- **REQUIRED TASKS**:
1. According to the Harvester article, on what date did SUSE acquire Rancher Labs?
2. Summarize the Harvester article in two sentences.
3. Write the next part of the Harvester article, picking up after its final sentence.

- **PASSAGE SHOWN**:
(begin)
- Initial release: September 30, 2020
- Stable release: 1.4.1 / January 24, 2025; 5 months ago
- Repository: github.com/harvester/harvester
- Written in: Go
- License: Apache-2.0 license
- Website: harvesterhci.io

= Harvester (HCI) =

Cloud computing software

Harvester is a cloud native hyper-converged infrastructure (HCI) open source software. Harvester was announced in 2020 by SUSE.

On 1 December 2020, SUSE acquired Rancher Labs who makes a product called Rancher that manages kubernetes clusters. As of v0.3.0 rancher supports integration with harvester to provide a "single pane of glass" (central web GUI) to manage both your infrastructure and workloads.

== Harvester Overview ==

=== Architecture ===

==== Bare Metal ====
Harvester is a type 1 hypervisor designed to be deployed on bare metal servers. It can be manually installed using a ISO disk or USB install, or installed over the network via a PXE Boot server such as IPXE.
(end)
- **SOURCE EXCERPT**:
(begin)
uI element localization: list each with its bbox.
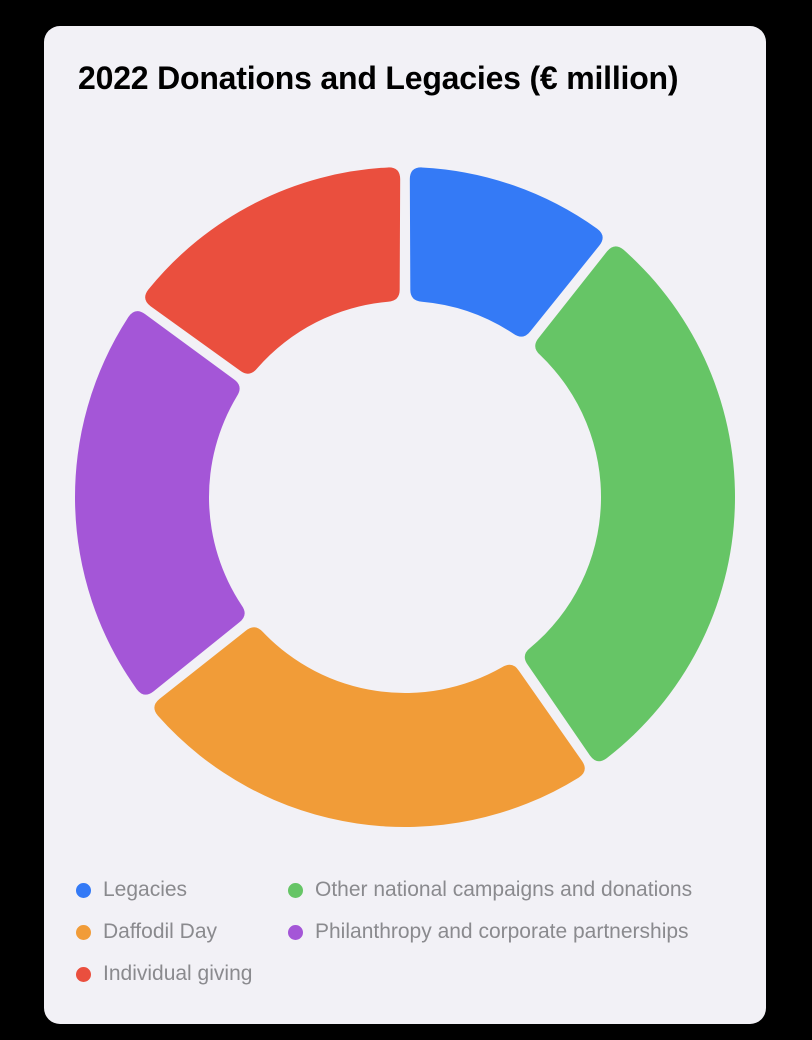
(end)
- **RESPONSES TO THE EXERCISE**:
1. 1 December 2020

2. Harvester is open source, cloud native hyper-converged infrastructure (HCI) software that SUSE announced in 2020, and it is a type 1 hypervisor designed to be deployed on bare metal servers. After SUSE acquired Rancher Labs on 1 December 2020, Rancher, as of v0.3.0, supports integration with Harvester to provide a central web GUI for managing both infrastructure and workloads.

3.
==== OS ====
Harvester uses the Elemental Toolkit to create a minimal cloud-init version of SUSE Linux Enterprise Micro 5.3 to provide an immutable Linux distribution to remove as much OS maintenance as possible.

==== Virtualization ====
Kubevirt is used on top of kubernetes to provide virtualization support. This allows harvester to run virtual machines as a kubernetes workload. Harvester provides most basic features provided by other hypervisors such as ESXi, Proxmox VE and XCP-NG / Citrix XenServer. As of v1.1.0 PCI Device passing is supported as an experimental feature, allowing PCI devices on the hypervisor host to be passed directly to a VM. Devices not in use directly by the hypervisor can be used. This is useful for passing a GPU for GPU-Accelerated Computing or NVMe storage for IOPS sensitive use cases like databases.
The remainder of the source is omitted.